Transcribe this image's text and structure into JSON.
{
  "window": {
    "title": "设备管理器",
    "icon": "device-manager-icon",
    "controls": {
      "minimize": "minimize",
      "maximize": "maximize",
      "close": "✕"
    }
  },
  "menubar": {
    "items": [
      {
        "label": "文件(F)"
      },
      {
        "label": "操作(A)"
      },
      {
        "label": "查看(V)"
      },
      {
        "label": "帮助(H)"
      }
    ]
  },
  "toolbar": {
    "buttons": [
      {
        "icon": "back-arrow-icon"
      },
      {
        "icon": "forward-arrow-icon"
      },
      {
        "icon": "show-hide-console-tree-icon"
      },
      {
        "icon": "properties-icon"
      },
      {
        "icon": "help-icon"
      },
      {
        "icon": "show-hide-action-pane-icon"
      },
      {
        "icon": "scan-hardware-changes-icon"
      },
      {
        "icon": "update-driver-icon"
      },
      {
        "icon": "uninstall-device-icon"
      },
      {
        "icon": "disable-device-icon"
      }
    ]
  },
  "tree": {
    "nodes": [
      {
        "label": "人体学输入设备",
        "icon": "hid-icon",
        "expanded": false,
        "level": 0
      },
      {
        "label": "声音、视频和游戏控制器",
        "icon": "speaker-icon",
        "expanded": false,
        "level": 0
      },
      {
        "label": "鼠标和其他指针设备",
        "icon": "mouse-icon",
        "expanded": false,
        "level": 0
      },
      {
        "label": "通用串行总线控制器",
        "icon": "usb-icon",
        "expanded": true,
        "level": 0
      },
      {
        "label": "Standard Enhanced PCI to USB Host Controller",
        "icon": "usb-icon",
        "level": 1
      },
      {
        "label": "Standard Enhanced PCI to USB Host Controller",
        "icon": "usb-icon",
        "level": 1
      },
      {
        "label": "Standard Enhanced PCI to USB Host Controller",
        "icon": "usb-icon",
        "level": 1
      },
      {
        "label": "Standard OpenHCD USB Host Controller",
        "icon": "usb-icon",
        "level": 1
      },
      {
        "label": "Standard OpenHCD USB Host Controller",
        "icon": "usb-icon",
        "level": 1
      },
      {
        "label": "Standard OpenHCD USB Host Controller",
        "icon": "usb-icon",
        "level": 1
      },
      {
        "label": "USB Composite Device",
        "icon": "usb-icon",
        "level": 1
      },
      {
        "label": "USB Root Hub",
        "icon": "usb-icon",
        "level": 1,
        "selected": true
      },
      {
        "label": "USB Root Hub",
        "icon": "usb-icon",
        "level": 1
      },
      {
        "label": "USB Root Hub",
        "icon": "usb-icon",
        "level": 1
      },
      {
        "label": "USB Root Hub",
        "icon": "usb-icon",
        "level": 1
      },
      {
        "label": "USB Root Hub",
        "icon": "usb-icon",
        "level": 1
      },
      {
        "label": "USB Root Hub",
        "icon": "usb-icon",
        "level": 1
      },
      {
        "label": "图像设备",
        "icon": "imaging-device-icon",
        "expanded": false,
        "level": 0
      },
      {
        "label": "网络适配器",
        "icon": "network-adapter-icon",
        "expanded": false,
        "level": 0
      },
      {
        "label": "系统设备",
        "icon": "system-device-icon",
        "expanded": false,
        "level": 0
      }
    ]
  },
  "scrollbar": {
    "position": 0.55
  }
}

- [Directions]:
Write down the full listing again, exactly.

- [Response to the exercise]:
Transcribe this image's text and structure into JSON.
{
  "window": {
    "title": "设备管理器",
    "icon": "device-manager-icon",
    "controls": {
      "minimize": "minimize",
      "maximize": "maximize",
      "close": "✕"
    }
  },
  "menubar": {
    "items": [
      {
        "label": "文件(F)"
      },
      {
        "label": "操作(A)"
      },
      {
        "label": "查看(V)"
      },
      {
        "label": "帮助(H)"
      }
    ]
  },
  "toolbar": {
    "buttons": [
      {
        "icon": "back-arrow-icon"
      },
      {
        "icon": "forward-arrow-icon"
      },
      {
        "icon": "show-hide-console-tree-icon"
      },
      {
        "icon": "properties-icon"
      },
      {
        "icon": "help-icon"
      },
      {
        "icon": "show-hide-action-pane-icon"
      },
      {
        "icon": "scan-hardware-changes-icon"
      },
      {
        "icon": "update-driver-icon"
      },
      {
        "icon": "uninstall-device-icon"
      },
      {
        "icon": "disable-device-icon"
      }
    ]
  },
  "tree": {
    "nodes": [
      {
        "label": "人体学输入设备",
        "icon": "hid-icon",
        "expanded": false,
        "level": 0
      },
      {
        "label": "声音、视频和游戏控制器",
        "icon": "speaker-icon",
        "expanded": false,
        "level": 0
      },
      {
        "label": "鼠标和其他指针设备",
        "icon": "mouse-icon",
        "expanded": false,
        "level": 0
      },
      {
        "label": "通用串行总线控制器",
        "icon": "usb-icon",
        "expanded": true,
        "level": 0
      },
      {
        "label": "Standard Enhanced PCI to USB Host Controller",
        "icon": "usb-icon",
        "level": 1
      },
      {
        "label": "Standard Enhanced PCI to USB Host Controller",
        "icon": "usb-icon",
        "level": 1
      },
      {
        "label": "Standard Enhanced PCI to USB Host Controller",
        "icon": "usb-icon",
        "level": 1
      },
      {
        "label": "Standard OpenHCD USB Host Controller",
        "icon": "usb-icon",
        "level": 1
      },
      {
        "label": "Standard OpenHCD USB Host Controller",
        "icon": "usb-icon",
        "level": 1
      },
      {
        "label": "Standard OpenHCD USB Host Controller",
        "icon": "usb-icon",
        "level": 1
      },
      {
        "label": "USB Composite Device",
        "icon": "usb-icon",
        "level": 1
      },
      {
        "label": "USB Root Hub",
        "icon": "usb-icon",
        "level": 1,
        "selected": true
      },
      {
        "label": "USB Root Hub",
        "icon": "usb-icon",
        "level": 1
      },
      {
        "label": "USB Root Hub",
        "icon": "usb-icon",
        "level": 1
      },
      {
        "label": "USB Root Hub",
        "icon": "usb-icon",
        "level": 1
      },
      {
        "label": "USB Root Hub",
        "icon": "usb-icon",
        "level": 1
      },
      {
        "label": "USB Root Hub",
        "icon": "usb-icon",
        "level": 1
      },
      {
        "label": "图像设备",
        "icon": "imaging-device-icon",
        "expanded": false,
        "level": 0
      },
      {
        "label": "网络适配器",
        "icon": "network-adapter-icon",
        "expanded": false,
        "level": 0
      },
      {
        "label": "系统设备",
        "icon": "system-device-icon",
        "expanded": false,
        "level": 0
      }
    ]
  },
  "scrollbar": {
    "position": 0.55
  }
}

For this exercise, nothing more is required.